◆ **GOAL**:
Reproduce the listing word for word, leaving every picture behind.

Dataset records
»»

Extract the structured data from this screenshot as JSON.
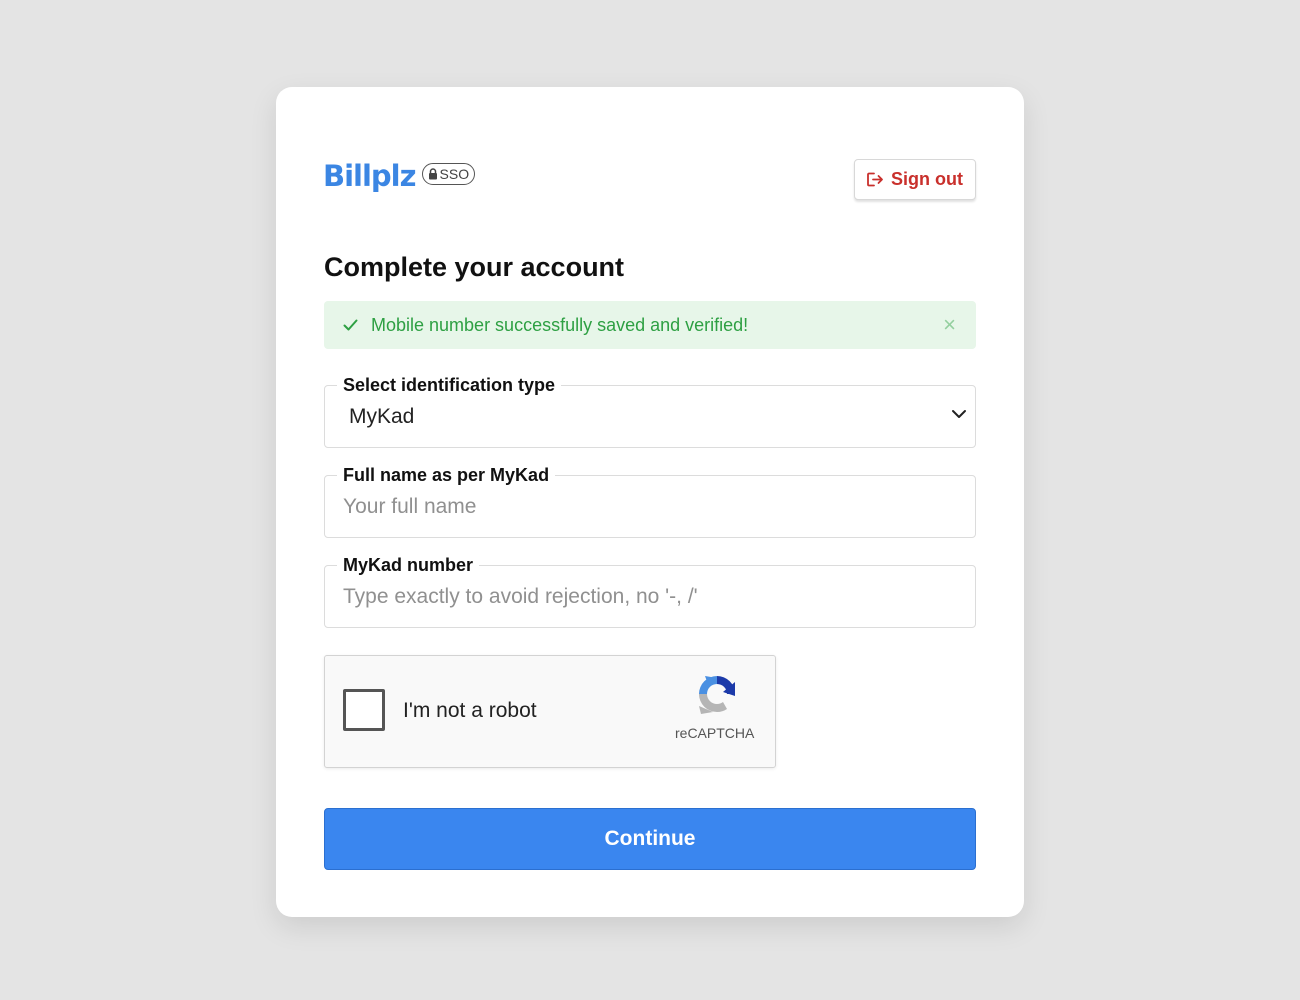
{
  "header": {
    "logo_text": "Billplz",
    "badge_text": "SSO",
    "signout_label": "Sign out"
  },
  "page": {
    "title": "Complete your account"
  },
  "alert": {
    "message": "Mobile number successfully saved and verified!",
    "close_glyph": "×"
  },
  "form": {
    "id_type": {
      "label": "Select identification type",
      "value": "MyKad"
    },
    "full_name": {
      "label": "Full name as per MyKad",
      "placeholder": "Your full name"
    },
    "id_number": {
      "label": "MyKad number",
      "placeholder": "Type exactly to avoid rejection, no '-, /'"
    }
  },
  "recaptcha": {
    "label": "I'm not a robot",
    "brand": "reCAPTCHA"
  },
  "submit": {
    "label": "Continue"
  },
  "colors": {
    "brand_blue": "#3b86e3",
    "signout_red": "#c9302c",
    "success_green": "#2ea043",
    "success_bg": "#e7f6e9",
    "button_blue": "#3a86ef",
    "page_bg": "#e4e4e4"
  },
  "icons": {
    "signout": "sign-out-icon",
    "lock": "lock-icon",
    "check": "check-icon",
    "close": "close-icon",
    "dropdown": "chevron-down-icon",
    "recaptcha": "recaptcha-logo-icon"
  }
}
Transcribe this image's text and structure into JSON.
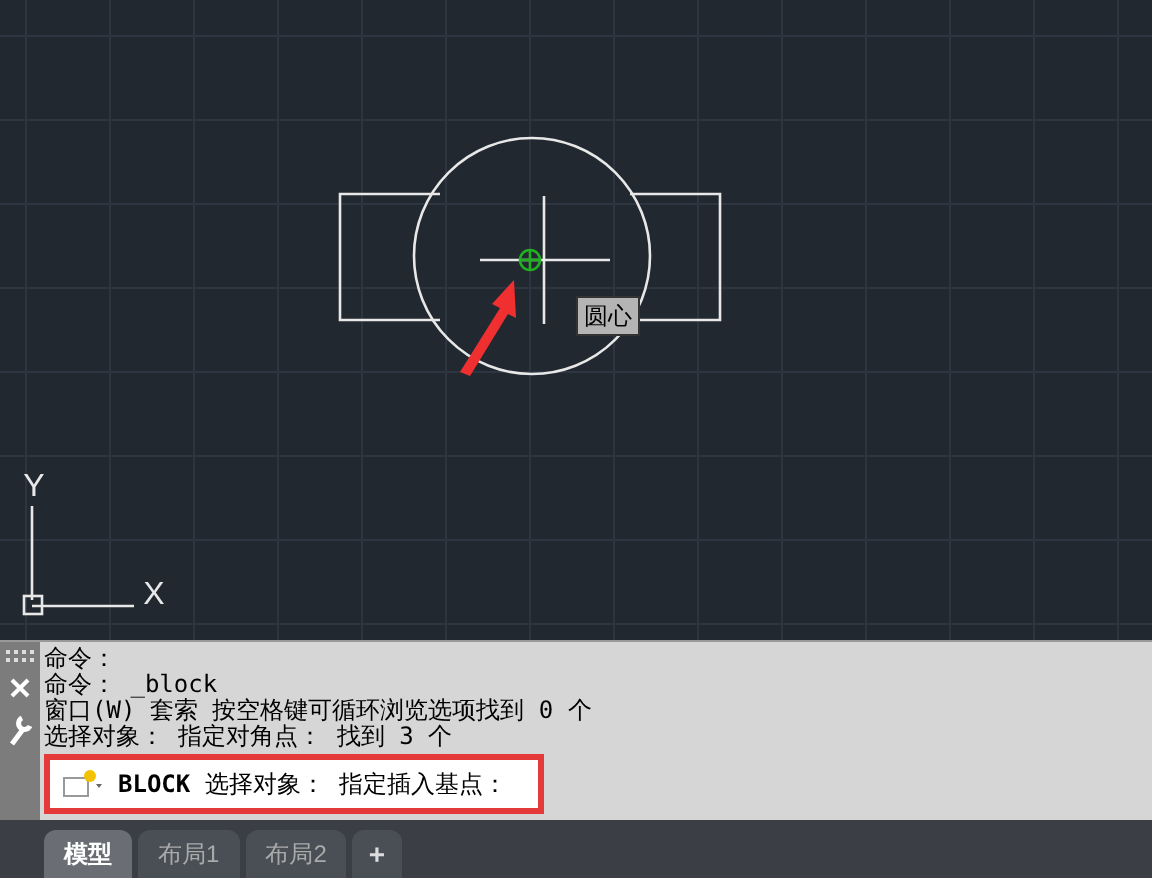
{
  "canvas": {
    "tooltip": "圆心",
    "axis_y_label": "Y",
    "axis_x_label": "X"
  },
  "command_history": [
    "命令：",
    "命令： _block",
    "窗口(W) 套索  按空格键可循环浏览选项找到 0 个",
    "选择对象： 指定对角点： 找到 3 个"
  ],
  "command_line": {
    "command": "BLOCK",
    "prompt": "选择对象：  指定插入基点："
  },
  "tabs": [
    {
      "label": "模型",
      "selected": true
    },
    {
      "label": "布局1",
      "selected": false
    },
    {
      "label": "布局2",
      "selected": false
    }
  ],
  "add_tab_button": "+"
}
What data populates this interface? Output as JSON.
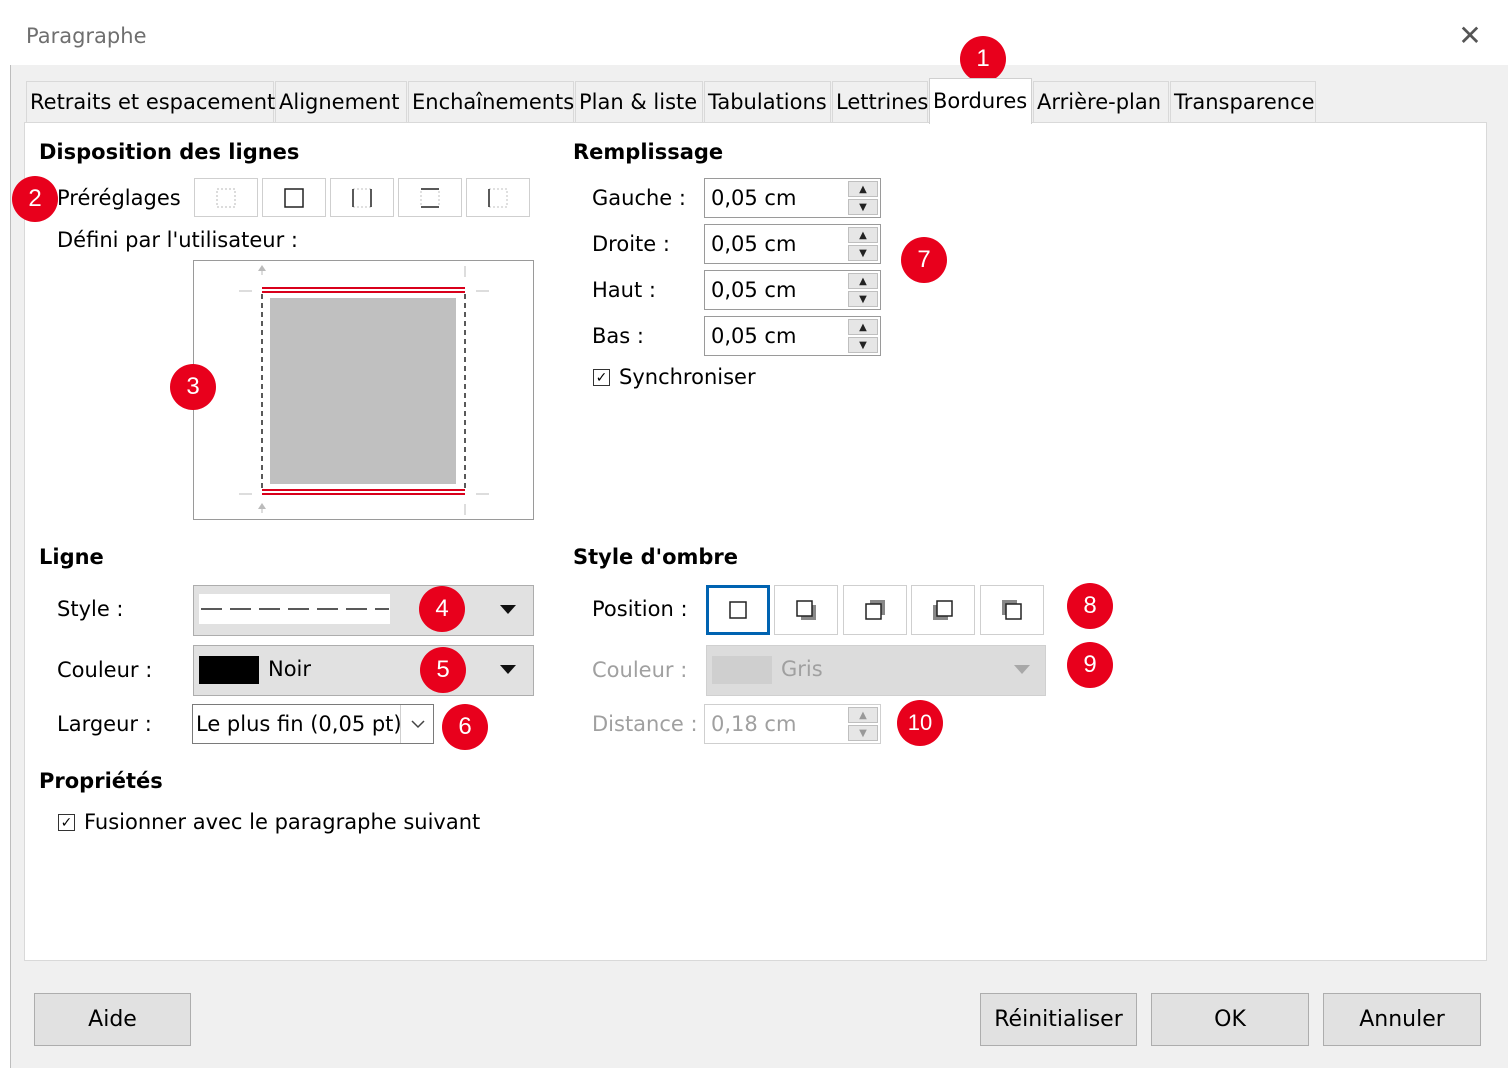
{
  "window": {
    "title": "Paragraphe",
    "close_symbol": "✕"
  },
  "tabs": [
    {
      "label": "Retraits et espacement"
    },
    {
      "label": "Alignement"
    },
    {
      "label": "Enchaînements"
    },
    {
      "label": "Plan & liste"
    },
    {
      "label": "Tabulations"
    },
    {
      "label": "Lettrines"
    },
    {
      "label": "Bordures",
      "active": true
    },
    {
      "label": "Arrière-plan"
    },
    {
      "label": "Transparence"
    }
  ],
  "line_arrangement": {
    "heading": "Disposition des lignes",
    "presets_label": "Préréglages",
    "user_defined_label": "Défini par l'utilisateur :"
  },
  "padding": {
    "heading": "Remplissage",
    "left": {
      "label": "Gauche :",
      "value": "0,05 cm"
    },
    "right": {
      "label": "Droite :",
      "value": "0,05 cm"
    },
    "top": {
      "label": "Haut :",
      "value": "0,05 cm"
    },
    "bottom": {
      "label": "Bas :",
      "value": "0,05 cm"
    },
    "synchronize": {
      "label": "Synchroniser",
      "checked": true
    }
  },
  "line": {
    "heading": "Ligne",
    "style_label": "Style :",
    "color_label": "Couleur :",
    "color_value": "Noir",
    "color_swatch": "#000000",
    "width_label": "Largeur :",
    "width_value": "Le plus fin (0,05 pt)"
  },
  "shadow": {
    "heading": "Style d'ombre",
    "position_label": "Position :",
    "color_label": "Couleur :",
    "color_value": "Gris",
    "distance_label": "Distance :",
    "distance_value": "0,18 cm"
  },
  "properties": {
    "heading": "Propriétés",
    "merge": {
      "label": "Fusionner avec le paragraphe suivant",
      "checked": true
    }
  },
  "buttons": {
    "help": "Aide",
    "reset": "Réinitialiser",
    "ok": "OK",
    "cancel": "Annuler"
  },
  "callouts": [
    "1",
    "2",
    "3",
    "4",
    "5",
    "6",
    "7",
    "8",
    "9",
    "10"
  ],
  "colors": {
    "accent_selected": "#0063b1",
    "callout_red": "#e8001c",
    "preview_gray": "#c0c0c0",
    "border_red": "#d9001b"
  }
}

««

◆ **ANSWER TO THIS TASK**:
Extract the structured data from this screenshot as JSON.
{
  "header": {
    "logo_text": "Billplz",
    "badge_text": "SSO",
    "signout_label": "Sign out"
  },
  "page": {
    "title": "Complete your account"
  },
  "alert": {
    "message": "Mobile number successfully saved and verified!",
    "close_glyph": "×"
  },
  "form": {
    "id_type": {
      "label": "Select identification type",
      "value": "MyKad"
    },
    "full_name": {
      "label": "Full name as per MyKad",
      "placeholder": "Your full name"
    },
    "id_number": {
      "label": "MyKad number",
      "placeholder": "Type exactly to avoid rejection, no '-, /'"
    }
  },
  "recaptcha": {
    "label": "I'm not a robot",
    "brand": "reCAPTCHA"
  },
  "submit": {
    "label": "Continue"
  },
  "colors": {
    "brand_blue": "#3b86e3",
    "signout_red": "#c9302c",
    "success_green": "#2ea043",
    "success_bg": "#e7f6e9",
    "button_blue": "#3a86ef",
    "page_bg": "#e4e4e4"
  },
  "icons": {
    "signout": "sign-out-icon",
    "lock": "lock-icon",
    "check": "check-icon",
    "close": "close-icon",
    "dropdown": "chevron-down-icon",
    "recaptcha": "recaptcha-logo-icon"
  }
}
Transcribe this image's text and structure into JSON.
{
  "canvas": {
    "tooltip": "圆心",
    "axis_y_label": "Y",
    "axis_x_label": "X"
  },
  "command_history": [
    "命令：",
    "命令： _block",
    "窗口(W) 套索  按空格键可循环浏览选项找到 0 个",
    "选择对象： 指定对角点： 找到 3 个"
  ],
  "command_line": {
    "command": "BLOCK",
    "prompt": "选择对象：  指定插入基点："
  },
  "tabs": [
    {
      "label": "模型",
      "selected": true
    },
    {
      "label": "布局1",
      "selected": false
    },
    {
      "label": "布局2",
      "selected": false
    }
  ],
  "add_tab_button": "+"
}
What data populates this interface? Output as JSON.
{
  "window": {
    "title": "Paragraphe",
    "close_symbol": "✕"
  },
  "tabs": [
    {
      "label": "Retraits et espacement"
    },
    {
      "label": "Alignement"
    },
    {
      "label": "Enchaînements"
    },
    {
      "label": "Plan & liste"
    },
    {
      "label": "Tabulations"
    },
    {
      "label": "Lettrines"
    },
    {
      "label": "Bordures",
      "active": true
    },
    {
      "label": "Arrière-plan"
    },
    {
      "label": "Transparence"
    }
  ],
  "line_arrangement": {
    "heading": "Disposition des lignes",
    "presets_label": "Préréglages",
    "user_defined_label": "Défini par l'utilisateur :"
  },
  "padding": {
    "heading": "Remplissage",
    "left": {
      "label": "Gauche :",
      "value": "0,05 cm"
    },
    "right": {
      "label": "Droite :",
      "value": "0,05 cm"
    },
    "top": {
      "label": "Haut :",
      "value": "0,05 cm"
    },
    "bottom": {
      "label": "Bas :",
      "value": "0,05 cm"
    },
    "synchronize": {
      "label": "Synchroniser",
      "checked": true
    }
  },
  "line": {
    "heading": "Ligne",
    "style_label": "Style :",
    "color_label": "Couleur :",
    "color_value": "Noir",
    "color_swatch": "#000000",
    "width_label": "Largeur :",
    "width_value": "Le plus fin (0,05 pt)"
  },
  "shadow": {
    "heading": "Style d'ombre",
    "position_label": "Position :",
    "color_label": "Couleur :",
    "color_value": "Gris",
    "distance_label": "Distance :",
    "distance_value": "0,18 cm"
  },
  "properties": {
    "heading": "Propriétés",
    "merge": {
      "label": "Fusionner avec le paragraphe suivant",
      "checked": true
    }
  },
  "buttons": {
    "help": "Aide",
    "reset": "Réinitialiser",
    "ok": "OK",
    "cancel": "Annuler"
  },
  "callouts": [
    "1",
    "2",
    "3",
    "4",
    "5",
    "6",
    "7",
    "8",
    "9",
    "10"
  ],
  "colors": {
    "accent_selected": "#0063b1",
    "callout_red": "#e8001c",
    "preview_gray": "#c0c0c0",
    "border_red": "#d9001b"
  }
}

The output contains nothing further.